• Task prompt
Repeat all of the records verbatim.

Items from a data source

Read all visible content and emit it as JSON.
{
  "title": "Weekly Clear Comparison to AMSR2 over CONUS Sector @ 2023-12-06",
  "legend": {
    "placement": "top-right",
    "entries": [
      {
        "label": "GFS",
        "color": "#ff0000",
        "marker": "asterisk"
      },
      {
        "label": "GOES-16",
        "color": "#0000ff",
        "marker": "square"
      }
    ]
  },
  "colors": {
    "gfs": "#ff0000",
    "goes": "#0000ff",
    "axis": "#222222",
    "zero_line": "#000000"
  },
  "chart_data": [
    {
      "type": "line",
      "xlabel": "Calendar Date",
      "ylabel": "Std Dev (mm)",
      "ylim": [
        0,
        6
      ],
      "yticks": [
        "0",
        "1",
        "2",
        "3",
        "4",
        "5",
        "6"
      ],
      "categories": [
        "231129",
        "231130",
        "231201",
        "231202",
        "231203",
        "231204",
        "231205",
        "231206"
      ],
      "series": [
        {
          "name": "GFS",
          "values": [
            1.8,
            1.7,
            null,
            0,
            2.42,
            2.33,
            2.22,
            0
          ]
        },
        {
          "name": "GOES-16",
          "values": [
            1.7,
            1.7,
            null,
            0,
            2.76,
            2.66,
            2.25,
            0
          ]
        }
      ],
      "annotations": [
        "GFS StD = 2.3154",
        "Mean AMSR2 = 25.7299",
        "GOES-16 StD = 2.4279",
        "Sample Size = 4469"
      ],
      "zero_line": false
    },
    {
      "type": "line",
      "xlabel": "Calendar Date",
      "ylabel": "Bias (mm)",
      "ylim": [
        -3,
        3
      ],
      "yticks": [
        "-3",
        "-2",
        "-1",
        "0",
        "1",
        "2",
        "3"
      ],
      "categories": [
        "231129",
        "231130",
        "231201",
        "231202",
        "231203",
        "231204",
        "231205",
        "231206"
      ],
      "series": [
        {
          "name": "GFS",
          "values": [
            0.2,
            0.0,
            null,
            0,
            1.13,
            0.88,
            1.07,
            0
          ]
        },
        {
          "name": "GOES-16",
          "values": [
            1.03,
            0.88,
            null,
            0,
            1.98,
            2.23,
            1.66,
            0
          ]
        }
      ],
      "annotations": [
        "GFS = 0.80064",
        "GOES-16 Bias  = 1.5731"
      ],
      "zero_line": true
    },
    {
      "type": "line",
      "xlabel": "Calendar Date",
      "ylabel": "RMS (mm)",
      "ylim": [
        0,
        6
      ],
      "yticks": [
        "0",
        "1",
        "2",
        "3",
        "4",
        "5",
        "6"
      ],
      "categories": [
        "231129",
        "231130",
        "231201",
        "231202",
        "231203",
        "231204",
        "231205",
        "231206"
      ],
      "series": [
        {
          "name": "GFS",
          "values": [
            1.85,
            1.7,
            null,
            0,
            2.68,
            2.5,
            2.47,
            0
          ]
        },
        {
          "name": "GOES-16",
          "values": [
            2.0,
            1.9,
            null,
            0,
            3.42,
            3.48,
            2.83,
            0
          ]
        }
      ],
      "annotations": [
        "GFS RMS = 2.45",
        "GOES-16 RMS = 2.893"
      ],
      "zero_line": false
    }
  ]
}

• Complete output
Read all visible content and emit it as JSON.
{
  "title": "Weekly Clear Comparison to AMSR2 over CONUS Sector @ 2023-12-06",
  "legend": {
    "placement": "top-right",
    "entries": [
      {
        "label": "GFS",
        "color": "#ff0000",
        "marker": "asterisk"
      },
      {
        "label": "GOES-16",
        "color": "#0000ff",
        "marker": "square"
      }
    ]
  },
  "colors": {
    "gfs": "#ff0000",
    "goes": "#0000ff",
    "axis": "#222222",
    "zero_line": "#000000"
  },
  "chart_data": [
    {
      "type": "line",
      "xlabel": "Calendar Date",
      "ylabel": "Std Dev (mm)",
      "ylim": [
        0,
        6
      ],
      "yticks": [
        "0",
        "1",
        "2",
        "3",
        "4",
        "5",
        "6"
      ],
      "categories": [
        "231129",
        "231130",
        "231201",
        "231202",
        "231203",
        "231204",
        "231205",
        "231206"
      ],
      "series": [
        {
          "name": "GFS",
          "values": [
            1.8,
            1.7,
            null,
            0,
            2.42,
            2.33,
            2.22,
            0
          ]
        },
        {
          "name": "GOES-16",
          "values": [
            1.7,
            1.7,
            null,
            0,
            2.76,
            2.66,
            2.25,
            0
          ]
        }
      ],
      "annotations": [
        "GFS StD = 2.3154",
        "Mean AMSR2 = 25.7299",
        "GOES-16 StD = 2.4279",
        "Sample Size = 4469"
      ],
      "zero_line": false
    },
    {
      "type": "line",
      "xlabel": "Calendar Date",
      "ylabel": "Bias (mm)",
      "ylim": [
        -3,
        3
      ],
      "yticks": [
        "-3",
        "-2",
        "-1",
        "0",
        "1",
        "2",
        "3"
      ],
      "categories": [
        "231129",
        "231130",
        "231201",
        "231202",
        "231203",
        "231204",
        "231205",
        "231206"
      ],
      "series": [
        {
          "name": "GFS",
          "values": [
            0.2,
            0.0,
            null,
            0,
            1.13,
            0.88,
            1.07,
            0
          ]
        },
        {
          "name": "GOES-16",
          "values": [
            1.03,
            0.88,
            null,
            0,
            1.98,
            2.23,
            1.66,
            0
          ]
        }
      ],
      "annotations": [
        "GFS = 0.80064",
        "GOES-16 Bias  = 1.5731"
      ],
      "zero_line": true
    },
    {
      "type": "line",
      "xlabel": "Calendar Date",
      "ylabel": "RMS (mm)",
      "ylim": [
        0,
        6
      ],
      "yticks": [
        "0",
        "1",
        "2",
        "3",
        "4",
        "5",
        "6"
      ],
      "categories": [
        "231129",
        "231130",
        "231201",
        "231202",
        "231203",
        "231204",
        "231205",
        "231206"
      ],
      "series": [
        {
          "name": "GFS",
          "values": [
            1.85,
            1.7,
            null,
            0,
            2.68,
            2.5,
            2.47,
            0
          ]
        },
        {
          "name": "GOES-16",
          "values": [
            2.0,
            1.9,
            null,
            0,
            3.42,
            3.48,
            2.83,
            0
          ]
        }
      ],
      "annotations": [
        "GFS RMS = 2.45",
        "GOES-16 RMS = 2.893"
      ],
      "zero_line": false
    }
  ]
}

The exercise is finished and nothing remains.